→ **Brief**
Below are records. Copy every line with "icon" in it.

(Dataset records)
begin

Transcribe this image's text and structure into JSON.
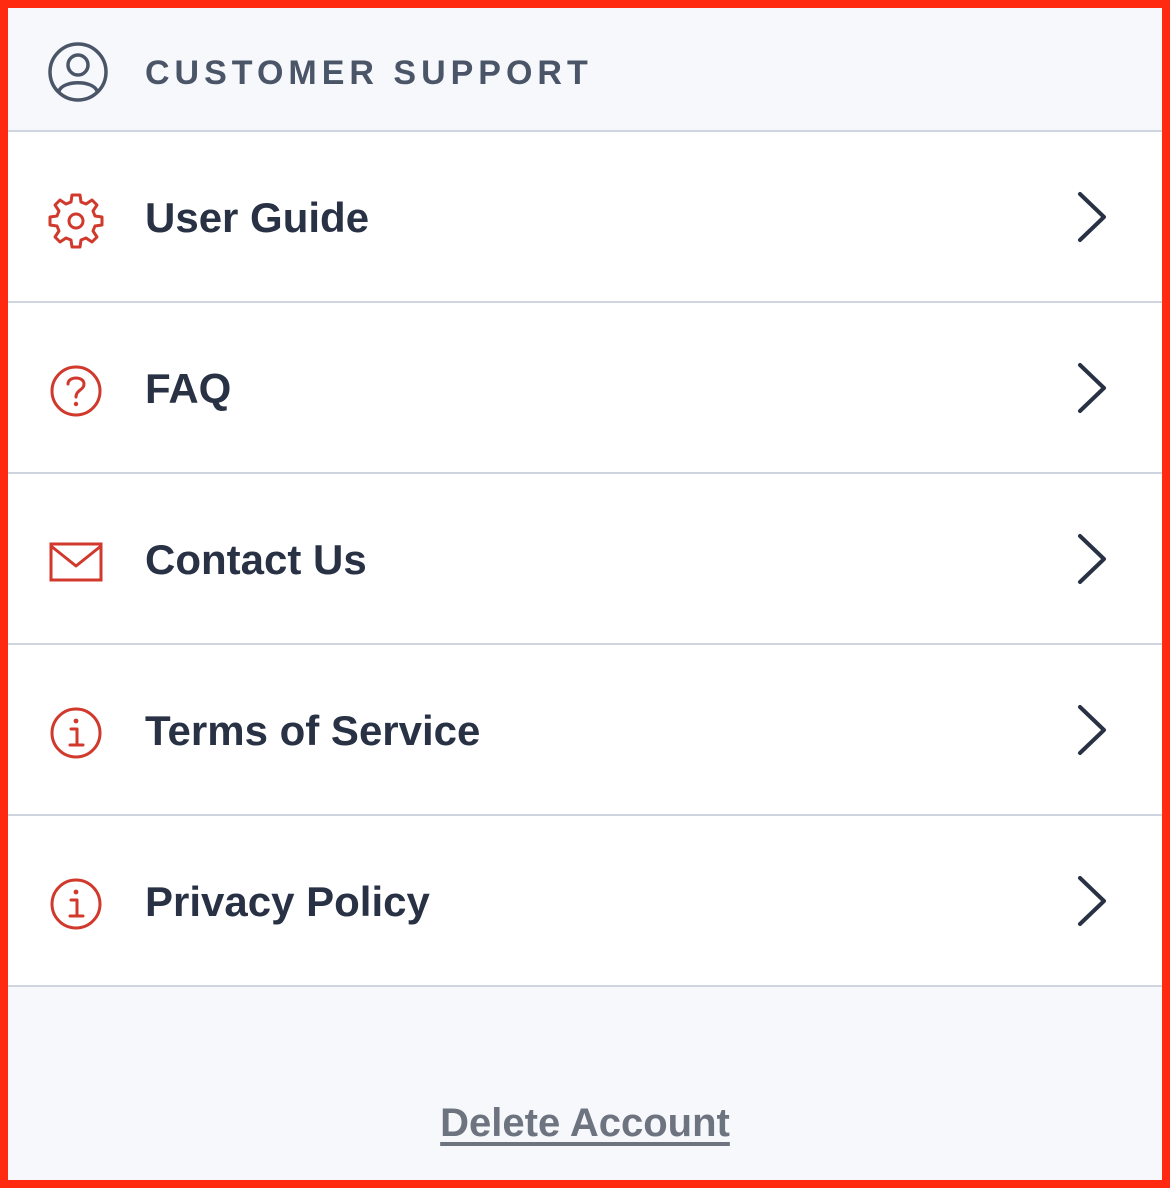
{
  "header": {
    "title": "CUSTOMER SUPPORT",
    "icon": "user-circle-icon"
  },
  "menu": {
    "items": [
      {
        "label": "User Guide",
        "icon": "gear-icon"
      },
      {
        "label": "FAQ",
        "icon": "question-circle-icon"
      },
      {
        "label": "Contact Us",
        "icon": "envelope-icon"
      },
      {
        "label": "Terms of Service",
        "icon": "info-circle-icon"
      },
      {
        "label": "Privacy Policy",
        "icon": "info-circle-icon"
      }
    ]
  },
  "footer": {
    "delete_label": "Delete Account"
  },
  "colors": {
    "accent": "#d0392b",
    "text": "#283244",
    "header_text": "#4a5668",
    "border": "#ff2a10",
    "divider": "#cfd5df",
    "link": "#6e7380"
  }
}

end

→ **Exercise output**
    "icon": "user-circle-icon"
        "icon": "gear-icon"
        "icon": "question-circle-icon"
        "icon": "envelope-icon"
        "icon": "info-circle-icon"
        "icon": "info-circle-icon"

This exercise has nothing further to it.